=== Given data ===
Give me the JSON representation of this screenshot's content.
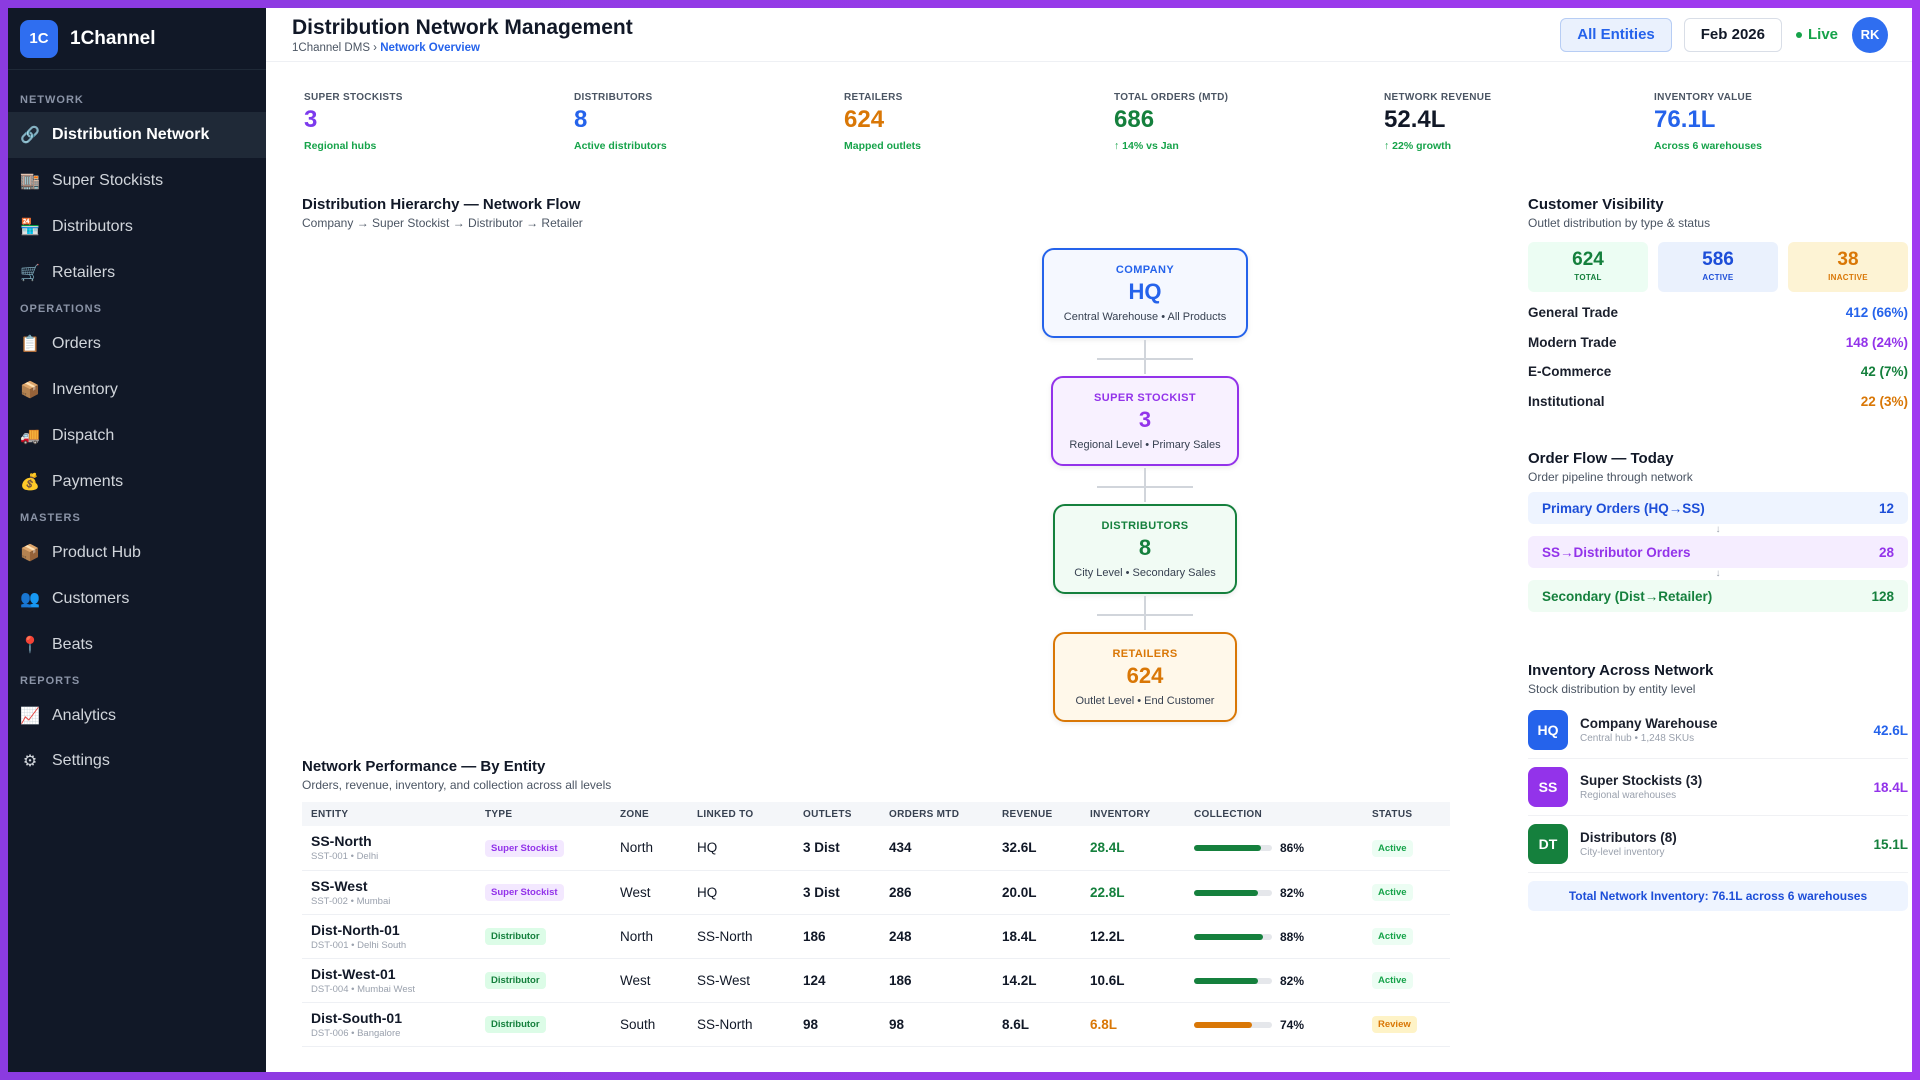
{
  "brand": {
    "logo": "1C",
    "name": "1Channel"
  },
  "sidebar": {
    "sections": [
      {
        "title": "NETWORK",
        "items": [
          {
            "label": "Distribution Network",
            "icon": "🔗",
            "active": true
          },
          {
            "label": "Super Stockists",
            "icon": "🏬"
          },
          {
            "label": "Distributors",
            "icon": "🏪"
          },
          {
            "label": "Retailers",
            "icon": "🛒"
          }
        ]
      },
      {
        "title": "OPERATIONS",
        "items": [
          {
            "label": "Orders",
            "icon": "📋"
          },
          {
            "label": "Inventory",
            "icon": "📦"
          },
          {
            "label": "Dispatch",
            "icon": "🚚"
          },
          {
            "label": "Payments",
            "icon": "💰"
          }
        ]
      },
      {
        "title": "MASTERS",
        "items": [
          {
            "label": "Product Hub",
            "icon": "📦"
          },
          {
            "label": "Customers",
            "icon": "👥"
          },
          {
            "label": "Beats",
            "icon": "📍"
          }
        ]
      },
      {
        "title": "REPORTS",
        "items": [
          {
            "label": "Analytics",
            "icon": "📈"
          },
          {
            "label": "Settings",
            "icon": "⚙"
          }
        ]
      }
    ]
  },
  "header": {
    "title": "Distribution Network Management",
    "breadcrumb_root": "1Channel DMS",
    "breadcrumb_sep": " › ",
    "breadcrumb_current": "Network Overview",
    "entities_button": "All Entities",
    "period_button": "Feb 2026",
    "live_label": "Live",
    "avatar": "RK"
  },
  "kpis": [
    {
      "label": "SUPER STOCKISTS",
      "value": "3",
      "sub": "Regional hubs",
      "color": "#7c3aed",
      "sub_color": "#16a34a"
    },
    {
      "label": "DISTRIBUTORS",
      "value": "8",
      "sub": "Active distributors",
      "color": "#2563eb",
      "sub_color": "#16a34a"
    },
    {
      "label": "RETAILERS",
      "value": "624",
      "sub": "Mapped outlets",
      "color": "#d97706",
      "sub_color": "#16a34a"
    },
    {
      "label": "TOTAL ORDERS (MTD)",
      "value": "686",
      "sub": "↑ 14% vs Jan",
      "color": "#15803d",
      "sub_color": "#16a34a"
    },
    {
      "label": "NETWORK REVENUE",
      "value": "52.4L",
      "sub": "↑ 22% growth",
      "color": "#111827",
      "sub_color": "#16a34a"
    },
    {
      "label": "INVENTORY VALUE",
      "value": "76.1L",
      "sub": "Across 6 warehouses",
      "color": "#2563eb",
      "sub_color": "#16a34a"
    }
  ],
  "hierarchy": {
    "title": "Distribution Hierarchy — Network Flow",
    "subtitle": "Company → Super Stockist → Distributor → Retailer",
    "nodes": [
      {
        "label": "COMPANY",
        "value": "HQ",
        "desc": "Central Warehouse • All Products",
        "color": "#2563eb",
        "bg": "#f5f8ff"
      },
      {
        "label": "SUPER STOCKIST",
        "value": "3",
        "desc": "Regional Level • Primary Sales",
        "color": "#9333ea",
        "bg": "#f8f1ff"
      },
      {
        "label": "DISTRIBUTORS",
        "value": "8",
        "desc": "City Level • Secondary Sales",
        "color": "#15803d",
        "bg": "#f1fbf4"
      },
      {
        "label": "RETAILERS",
        "value": "624",
        "desc": "Outlet Level • End Customer",
        "color": "#d97706",
        "bg": "#fff8ea"
      }
    ]
  },
  "performance": {
    "title": "Network Performance — By Entity",
    "subtitle": "Orders, revenue, inventory, and collection across all levels",
    "columns": [
      "ENTITY",
      "TYPE",
      "ZONE",
      "LINKED TO",
      "OUTLETS",
      "ORDERS MTD",
      "REVENUE",
      "INVENTORY",
      "COLLECTION",
      "STATUS"
    ],
    "rows": [
      {
        "name": "SS-North",
        "sub": "SST-001 • Delhi",
        "type": "Super Stockist",
        "type_class": "ss",
        "zone": "North",
        "linked": "HQ",
        "outlets": "3 Dist",
        "orders": "434",
        "revenue": "32.6L",
        "inventory": "28.4L",
        "inv_color": "#15803d",
        "collection": 86,
        "collection_label": "86%",
        "bar_color": "#15803d",
        "status": "Active",
        "status_class": "active"
      },
      {
        "name": "SS-West",
        "sub": "SST-002 • Mumbai",
        "type": "Super Stockist",
        "type_class": "ss",
        "zone": "West",
        "linked": "HQ",
        "outlets": "3 Dist",
        "orders": "286",
        "revenue": "20.0L",
        "inventory": "22.8L",
        "inv_color": "#15803d",
        "collection": 82,
        "collection_label": "82%",
        "bar_color": "#15803d",
        "status": "Active",
        "status_class": "active"
      },
      {
        "name": "Dist-North-01",
        "sub": "DST-001 • Delhi South",
        "type": "Distributor",
        "type_class": "dist",
        "zone": "North",
        "linked": "SS-North",
        "outlets": "186",
        "orders": "248",
        "revenue": "18.4L",
        "inventory": "12.2L",
        "inv_color": "#111827",
        "collection": 88,
        "collection_label": "88%",
        "bar_color": "#15803d",
        "status": "Active",
        "status_class": "active"
      },
      {
        "name": "Dist-West-01",
        "sub": "DST-004 • Mumbai West",
        "type": "Distributor",
        "type_class": "dist",
        "zone": "West",
        "linked": "SS-West",
        "outlets": "124",
        "orders": "186",
        "revenue": "14.2L",
        "inventory": "10.6L",
        "inv_color": "#111827",
        "collection": 82,
        "collection_label": "82%",
        "bar_color": "#15803d",
        "status": "Active",
        "status_class": "active"
      },
      {
        "name": "Dist-South-01",
        "sub": "DST-006 • Bangalore",
        "type": "Distributor",
        "type_class": "dist",
        "zone": "South",
        "linked": "SS-North",
        "outlets": "98",
        "orders": "98",
        "revenue": "8.6L",
        "inventory": "6.8L",
        "inv_color": "#d97706",
        "collection": 74,
        "collection_label": "74%",
        "bar_color": "#d97706",
        "status": "Review",
        "status_class": "review"
      }
    ]
  },
  "visibility": {
    "title": "Customer Visibility",
    "subtitle": "Outlet distribution by type & status",
    "boxes": [
      {
        "value": "624",
        "label": "TOTAL",
        "color": "#15803d",
        "bg": "#ecfdf3"
      },
      {
        "value": "586",
        "label": "ACTIVE",
        "color": "#1d4ed8",
        "bg": "#eaf1fd"
      },
      {
        "value": "38",
        "label": "INACTIVE",
        "color": "#d97706",
        "bg": "#fdf3d4"
      }
    ],
    "rows": [
      {
        "label": "General Trade",
        "value": "412 (66%)",
        "color": "#2563eb"
      },
      {
        "label": "Modern Trade",
        "value": "148 (24%)",
        "color": "#9333ea"
      },
      {
        "label": "E-Commerce",
        "value": "42 (7%)",
        "color": "#15803d"
      },
      {
        "label": "Institutional",
        "value": "22 (3%)",
        "color": "#d97706"
      }
    ]
  },
  "order_flow": {
    "title": "Order Flow — Today",
    "subtitle": "Order pipeline through network",
    "arrow": "↓",
    "items": [
      {
        "label": "Primary Orders (HQ→SS)",
        "value": "12",
        "color": "#1d4ed8",
        "bg": "#eef4ff"
      },
      {
        "label": "SS→Distributor Orders",
        "value": "28",
        "color": "#9333ea",
        "bg": "#f5edff"
      },
      {
        "label": "Secondary (Dist→Retailer)",
        "value": "128",
        "color": "#15803d",
        "bg": "#effcf3"
      }
    ]
  },
  "inventory": {
    "title": "Inventory Across Network",
    "subtitle": "Stock distribution by entity level",
    "items": [
      {
        "badge": "HQ",
        "name": "Company Warehouse",
        "sub": "Central hub • 1,248 SKUs",
        "value": "42.6L",
        "color": "#2563eb"
      },
      {
        "badge": "SS",
        "name": "Super Stockists (3)",
        "sub": "Regional warehouses",
        "value": "18.4L",
        "color": "#9333ea"
      },
      {
        "badge": "DT",
        "name": "Distributors (8)",
        "sub": "City-level inventory",
        "value": "15.1L",
        "color": "#15803d"
      }
    ],
    "total": "Total Network Inventory: 76.1L across 6 warehouses"
  }
}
===
Goal of the exercise → Determine how many lines of the data contain the word "Delhi", and reply with that number only.

Written response → 2